Stored data:
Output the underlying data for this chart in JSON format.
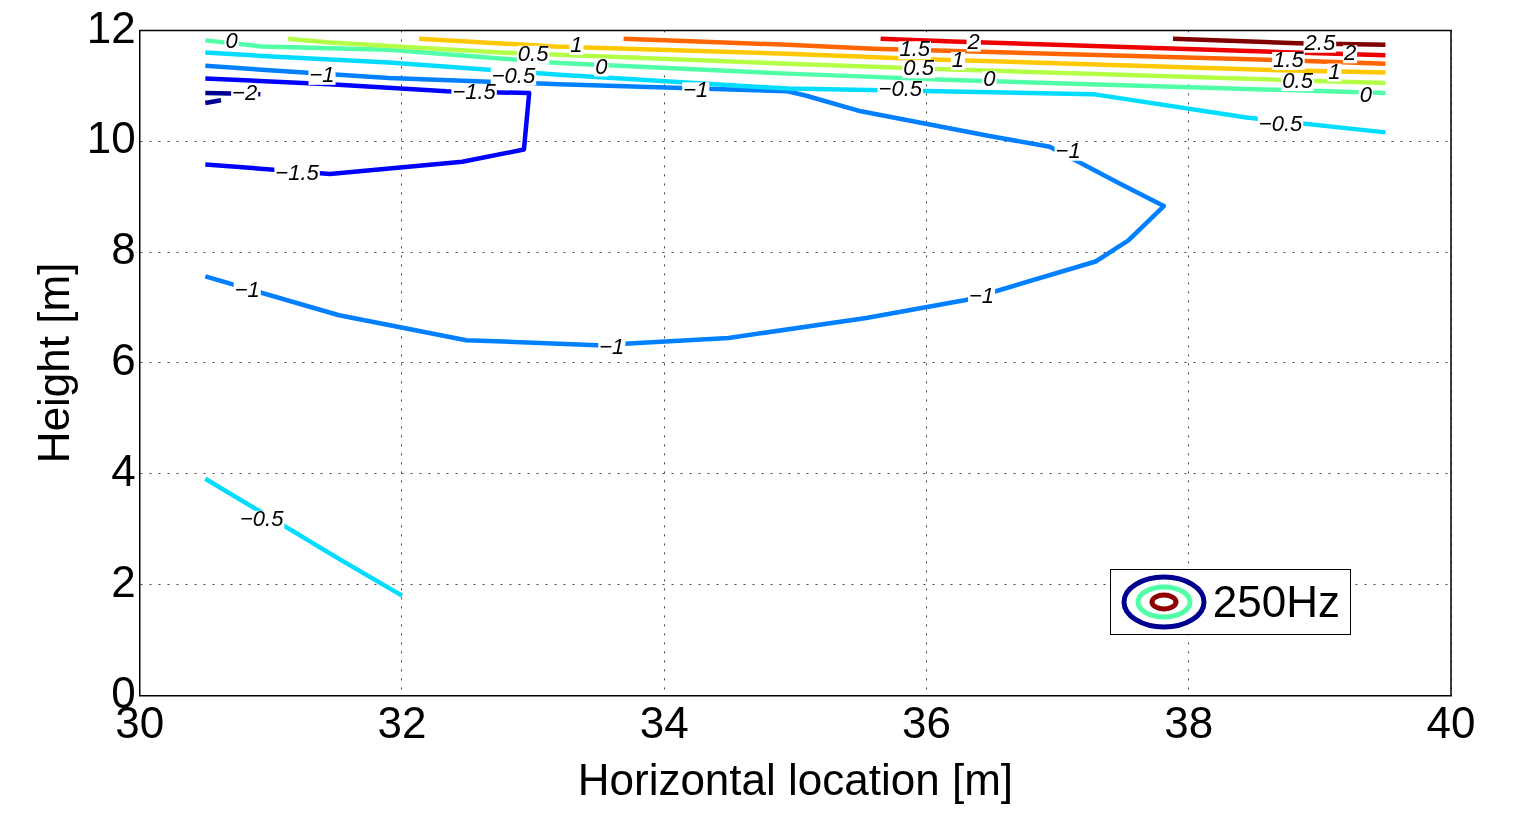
{
  "chart_data": {
    "type": "line",
    "xlabel": "Horizontal location [m]",
    "ylabel": "Height [m]",
    "xlim": [
      30,
      40
    ],
    "xticks": [
      30,
      32,
      34,
      36,
      38,
      40
    ],
    "ylim": [
      0,
      12
    ],
    "yticks": [
      0,
      2,
      4,
      6,
      8,
      10,
      12
    ],
    "grid": true,
    "line_style": "solid",
    "marker": "none",
    "series": [
      {
        "color": "#800000",
        "x": [
          37.88,
          38.83,
          39.5
        ],
        "values": [
          11.85,
          11.77,
          11.74
        ]
      },
      {
        "color": "#ee0000",
        "x": [
          35.65,
          36.2,
          39.5
        ],
        "values": [
          11.85,
          11.8,
          11.55
        ]
      },
      {
        "color": "#ff6600",
        "x": [
          33.69,
          34.94,
          35.6,
          38.6,
          39.5
        ],
        "values": [
          11.85,
          11.74,
          11.67,
          11.47,
          11.4
        ]
      },
      {
        "color": "#ffc800",
        "x": [
          32.13,
          33.16,
          34.94,
          36.0,
          38.57,
          39.5
        ],
        "values": [
          11.85,
          11.71,
          11.58,
          11.48,
          11.29,
          11.24
        ]
      },
      {
        "color": "#b4ff48",
        "x": [
          31.13,
          31.45,
          32.75,
          34.94,
          36.14,
          38.66,
          39.5
        ],
        "values": [
          11.85,
          11.78,
          11.6,
          11.4,
          11.3,
          11.11,
          11.05
        ]
      },
      {
        "color": "#50ffa8",
        "x": [
          30.5,
          30.93,
          31.9,
          33.2,
          34.94,
          36.25,
          39.5
        ],
        "values": [
          11.82,
          11.71,
          11.65,
          11.41,
          11.22,
          11.1,
          10.87
        ]
      },
      {
        "color": "#00ddff",
        "x": [
          30.5,
          30.93,
          31.9,
          33.2,
          34.94,
          37.27,
          38.44,
          39.5
        ],
        "values": [
          11.6,
          11.54,
          11.42,
          11.2,
          10.95,
          10.85,
          10.43,
          10.16
        ]
      },
      {
        "color": "#00ddff",
        "x": [
          30.5,
          31.2,
          31.5,
          32
        ],
        "values": [
          3.91,
          2.92,
          2.49,
          1.8
        ]
      },
      {
        "color": "#0080ff",
        "x": [
          30.5,
          30.93,
          31.9,
          33.2,
          34.94,
          35.07,
          35.5,
          36.49,
          36.94,
          37.48,
          37.81,
          37.54,
          37.29,
          36.31,
          35.54,
          34.49,
          33.49,
          32.49,
          31.52,
          30.5
        ],
        "values": [
          11.36,
          11.29,
          11.14,
          11.03,
          10.9,
          10.83,
          10.54,
          10.09,
          9.9,
          9.23,
          8.83,
          8.21,
          7.83,
          7.14,
          6.81,
          6.45,
          6.32,
          6.41,
          6.86,
          7.56
        ]
      },
      {
        "color": "#0000ff",
        "x": [
          30.5,
          31.45,
          32.34,
          32.97,
          32.93,
          32.46,
          31.45,
          30.5
        ],
        "values": [
          11.13,
          11.03,
          10.9,
          10.87,
          9.85,
          9.63,
          9.41,
          9.58
        ]
      },
      {
        "color": "#000090",
        "x": [
          30.5,
          30.92,
          30.76,
          30.5,
          30.62
        ],
        "values": [
          10.87,
          10.85,
          null,
          10.69,
          10.74
        ]
      }
    ],
    "annotations": [
      {
        "text": "2.5",
        "x": 39.0,
        "y": 11.76
      },
      {
        "text": "2",
        "x": 36.36,
        "y": 11.78
      },
      {
        "text": "2",
        "x": 39.23,
        "y": 11.57
      },
      {
        "text": "1.5",
        "x": 35.91,
        "y": 11.64
      },
      {
        "text": "1.5",
        "x": 38.76,
        "y": 11.45
      },
      {
        "text": "1",
        "x": 33.33,
        "y": 11.72
      },
      {
        "text": "1",
        "x": 36.24,
        "y": 11.45
      },
      {
        "text": "1",
        "x": 39.11,
        "y": 11.24
      },
      {
        "text": "0.5",
        "x": 33.0,
        "y": 11.56
      },
      {
        "text": "0.5",
        "x": 35.94,
        "y": 11.3
      },
      {
        "text": "0.5",
        "x": 38.83,
        "y": 11.07
      },
      {
        "text": "0",
        "x": 30.7,
        "y": 11.8
      },
      {
        "text": "0",
        "x": 33.52,
        "y": 11.33
      },
      {
        "text": "0",
        "x": 36.48,
        "y": 11.1
      },
      {
        "text": "0",
        "x": 39.35,
        "y": 10.82
      },
      {
        "text": "−0.5",
        "x": 32.85,
        "y": 11.17
      },
      {
        "text": "−0.5",
        "x": 35.8,
        "y": 10.93
      },
      {
        "text": "−0.5",
        "x": 38.7,
        "y": 10.3
      },
      {
        "text": "−0.5",
        "x": 30.93,
        "y": 3.17
      },
      {
        "text": "−1",
        "x": 31.39,
        "y": 11.18
      },
      {
        "text": "−1",
        "x": 34.24,
        "y": 10.9
      },
      {
        "text": "−1",
        "x": 37.08,
        "y": 9.81
      },
      {
        "text": "−1",
        "x": 36.42,
        "y": 7.2
      },
      {
        "text": "−1",
        "x": 33.6,
        "y": 6.28
      },
      {
        "text": "−1",
        "x": 30.82,
        "y": 7.3
      },
      {
        "text": "−1.5",
        "x": 32.55,
        "y": 10.87
      },
      {
        "text": "−1.5",
        "x": 31.2,
        "y": 9.41
      },
      {
        "text": "−2",
        "x": 30.8,
        "y": 10.86
      },
      "250Hz"
    ]
  }
}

SET TASK: Pull out every line of the entries that includes the word "color".

SOLUTION FOR THIS EXERCISE:
        "color": "#800000",
        "color": "#ee0000",
        "color": "#ff6600",
        "color": "#ffc800",
        "color": "#b4ff48",
        "color": "#50ffa8",
        "color": "#00ddff",
        "color": "#00ddff",
        "color": "#0080ff",
        "color": "#0000ff",
        "color": "#000090",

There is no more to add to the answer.